Instruction
Extract every record, exactly as written, and ignore the pictures.
=== Data shown ===
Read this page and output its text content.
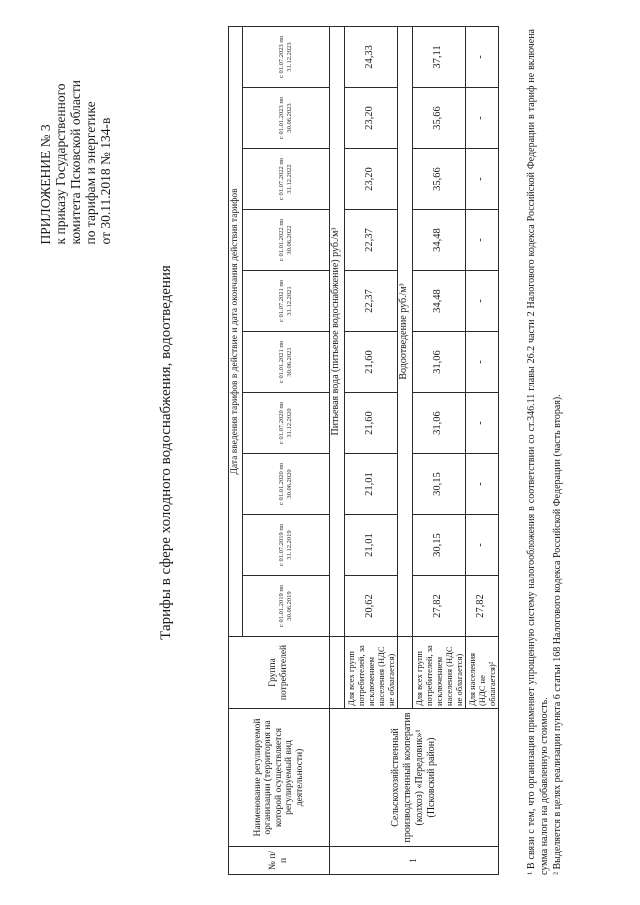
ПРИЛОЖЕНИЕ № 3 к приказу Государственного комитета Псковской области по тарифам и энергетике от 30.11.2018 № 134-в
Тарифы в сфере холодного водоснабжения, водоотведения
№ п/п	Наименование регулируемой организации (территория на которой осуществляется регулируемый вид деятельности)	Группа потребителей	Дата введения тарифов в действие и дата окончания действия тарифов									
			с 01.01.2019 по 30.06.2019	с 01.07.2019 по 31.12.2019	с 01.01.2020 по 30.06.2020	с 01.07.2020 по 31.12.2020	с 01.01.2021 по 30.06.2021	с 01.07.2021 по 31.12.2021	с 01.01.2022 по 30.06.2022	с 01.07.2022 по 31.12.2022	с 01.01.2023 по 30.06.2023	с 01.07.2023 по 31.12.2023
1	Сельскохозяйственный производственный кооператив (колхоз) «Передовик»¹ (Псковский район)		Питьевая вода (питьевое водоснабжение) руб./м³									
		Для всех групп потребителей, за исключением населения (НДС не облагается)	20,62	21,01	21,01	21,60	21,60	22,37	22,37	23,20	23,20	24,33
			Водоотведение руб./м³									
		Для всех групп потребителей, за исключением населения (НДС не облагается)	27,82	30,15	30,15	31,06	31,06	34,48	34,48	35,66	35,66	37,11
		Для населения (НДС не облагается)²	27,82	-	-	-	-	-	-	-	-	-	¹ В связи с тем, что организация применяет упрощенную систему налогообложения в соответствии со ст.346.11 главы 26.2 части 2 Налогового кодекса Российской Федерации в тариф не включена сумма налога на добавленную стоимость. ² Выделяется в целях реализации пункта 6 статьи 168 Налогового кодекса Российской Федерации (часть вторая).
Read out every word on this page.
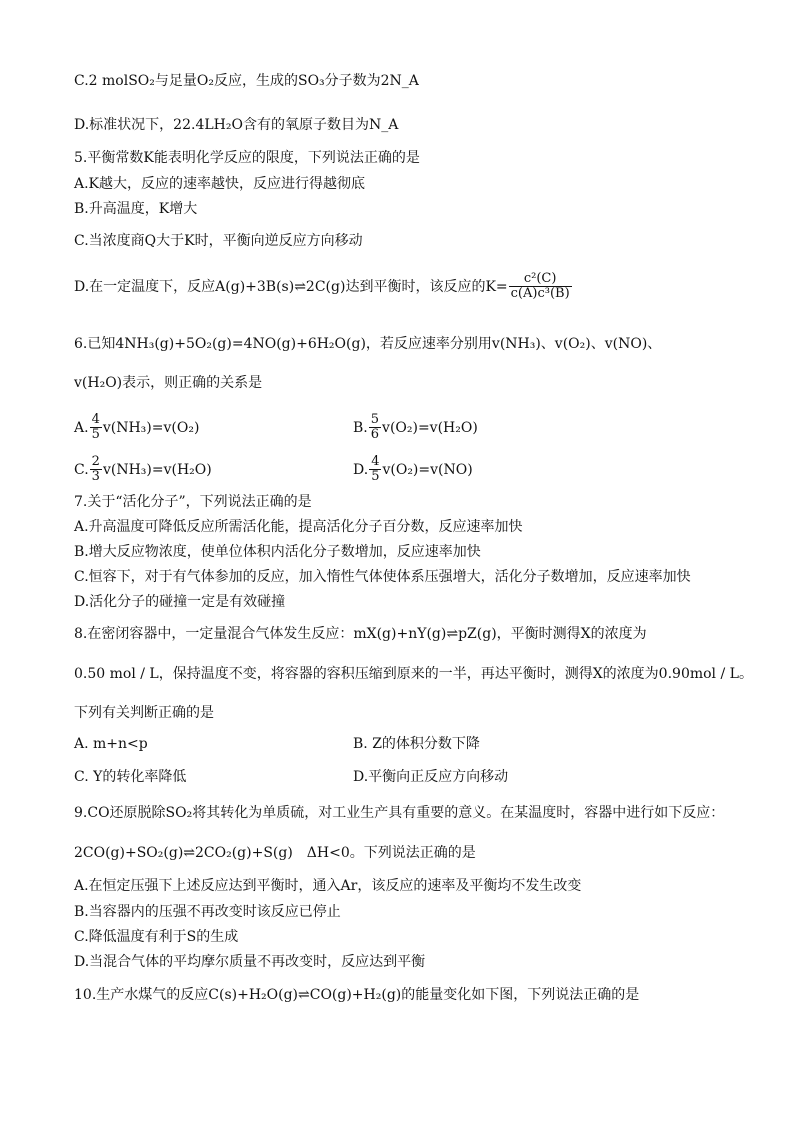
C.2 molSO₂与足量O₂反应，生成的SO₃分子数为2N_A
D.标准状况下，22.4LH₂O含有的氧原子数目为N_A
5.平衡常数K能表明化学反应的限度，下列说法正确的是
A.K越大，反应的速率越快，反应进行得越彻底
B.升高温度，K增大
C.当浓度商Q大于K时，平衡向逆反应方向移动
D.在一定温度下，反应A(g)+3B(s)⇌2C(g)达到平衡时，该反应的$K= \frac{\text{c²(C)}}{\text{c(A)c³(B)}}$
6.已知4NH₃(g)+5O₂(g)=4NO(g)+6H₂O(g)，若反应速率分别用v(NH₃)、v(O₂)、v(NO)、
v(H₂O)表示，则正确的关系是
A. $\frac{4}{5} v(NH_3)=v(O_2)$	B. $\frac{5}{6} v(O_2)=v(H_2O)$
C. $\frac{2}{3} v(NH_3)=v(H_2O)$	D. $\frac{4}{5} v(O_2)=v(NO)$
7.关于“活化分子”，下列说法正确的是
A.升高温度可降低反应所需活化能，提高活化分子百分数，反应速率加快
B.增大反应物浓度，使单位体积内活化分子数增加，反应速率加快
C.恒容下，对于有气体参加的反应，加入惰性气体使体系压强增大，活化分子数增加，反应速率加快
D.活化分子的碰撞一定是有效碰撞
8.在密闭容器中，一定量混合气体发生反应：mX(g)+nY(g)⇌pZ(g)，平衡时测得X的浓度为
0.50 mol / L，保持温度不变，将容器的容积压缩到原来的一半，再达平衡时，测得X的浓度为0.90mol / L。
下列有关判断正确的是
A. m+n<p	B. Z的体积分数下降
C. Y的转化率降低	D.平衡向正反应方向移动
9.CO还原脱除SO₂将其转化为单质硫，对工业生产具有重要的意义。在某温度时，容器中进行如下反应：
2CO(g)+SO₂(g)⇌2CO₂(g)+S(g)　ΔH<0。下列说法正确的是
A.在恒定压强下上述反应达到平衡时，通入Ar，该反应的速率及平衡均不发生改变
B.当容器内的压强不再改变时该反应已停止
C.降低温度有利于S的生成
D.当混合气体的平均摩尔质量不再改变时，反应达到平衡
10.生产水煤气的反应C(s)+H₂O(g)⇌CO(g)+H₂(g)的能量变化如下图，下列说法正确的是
===
Task output
Read this page and output its text content.
ПРИЛОЖЕНИЕ № 3 к приказу Государственного комитета Псковской области по тарифам и энергетике от 30.11.2018 № 134-в
Тарифы в сфере холодного водоснабжения, водоотведения
№ п/п	Наименование регулируемой организации (территория на которой осуществляется регулируемый вид деятельности)	Группа потребителей	Дата введения тарифов в действие и дата окончания действия тарифов									
			с 01.01.2019 по 30.06.2019	с 01.07.2019 по 31.12.2019	с 01.01.2020 по 30.06.2020	с 01.07.2020 по 31.12.2020	с 01.01.2021 по 30.06.2021	с 01.07.2021 по 31.12.2021	с 01.01.2022 по 30.06.2022	с 01.07.2022 по 31.12.2022	с 01.01.2023 по 30.06.2023	с 01.07.2023 по 31.12.2023
1	Сельскохозяйственный производственный кооператив (колхоз) «Передовик»¹ (Псковский район)		Питьевая вода (питьевое водоснабжение) руб./м³									
		Для всех групп потребителей, за исключением населения (НДС не облагается)	20,62	21,01	21,01	21,60	21,60	22,37	22,37	23,20	23,20	24,33
			Водоотведение руб./м³									
		Для всех групп потребителей, за исключением населения (НДС не облагается)	27,82	30,15	30,15	31,06	31,06	34,48	34,48	35,66	35,66	37,11
		Для населения (НДС не облагается)²	27,82	-	-	-	-	-	-	-	-	-	¹ В связи с тем, что организация применяет упрощенную систему налогообложения в соответствии со ст.346.11 главы 26.2 части 2 Налогового кодекса Российской Федерации в тариф не включена сумма налога на добавленную стоимость. ² Выделяется в целях реализации пункта 6 статьи 168 Налогового кодекса Российской Федерации (часть вторая).
Read out every word on this page.
C.2 molSO₂与足量O₂反应，生成的SO₃分子数为2N_A
D.标准状况下，22.4LH₂O含有的氧原子数目为N_A
5.平衡常数K能表明化学反应的限度，下列说法正确的是
A.K越大，反应的速率越快，反应进行得越彻底
B.升高温度，K增大
C.当浓度商Q大于K时，平衡向逆反应方向移动
D.在一定温度下，反应A(g)+3B(s)⇌2C(g)达到平衡时，该反应的$K= \frac{\text{c²(C)}}{\text{c(A)c³(B)}}$
6.已知4NH₃(g)+5O₂(g)=4NO(g)+6H₂O(g)，若反应速率分别用v(NH₃)、v(O₂)、v(NO)、
v(H₂O)表示，则正确的关系是
A. $\frac{4}{5} v(NH_3)=v(O_2)$	B. $\frac{5}{6} v(O_2)=v(H_2O)$
C. $\frac{2}{3} v(NH_3)=v(H_2O)$	D. $\frac{4}{5} v(O_2)=v(NO)$
7.关于“活化分子”，下列说法正确的是
A.升高温度可降低反应所需活化能，提高活化分子百分数，反应速率加快
B.增大反应物浓度，使单位体积内活化分子数增加，反应速率加快
C.恒容下，对于有气体参加的反应，加入惰性气体使体系压强增大，活化分子数增加，反应速率加快
D.活化分子的碰撞一定是有效碰撞
8.在密闭容器中，一定量混合气体发生反应：mX(g)+nY(g)⇌pZ(g)，平衡时测得X的浓度为
0.50 mol / L，保持温度不变，将容器的容积压缩到原来的一半，再达平衡时，测得X的浓度为0.90mol / L。
下列有关判断正确的是
A. m+n<p	B. Z的体积分数下降
C. Y的转化率降低	D.平衡向正反应方向移动
9.CO还原脱除SO₂将其转化为单质硫，对工业生产具有重要的意义。在某温度时，容器中进行如下反应：
2CO(g)+SO₂(g)⇌2CO₂(g)+S(g)　ΔH<0。下列说法正确的是
A.在恒定压强下上述反应达到平衡时，通入Ar，该反应的速率及平衡均不发生改变
B.当容器内的压强不再改变时该反应已停止
C.降低温度有利于S的生成
D.当混合气体的平均摩尔质量不再改变时，反应达到平衡
10.生产水煤气的反应C(s)+H₂O(g)⇌CO(g)+H₂(g)的能量变化如下图，下列说法正确的是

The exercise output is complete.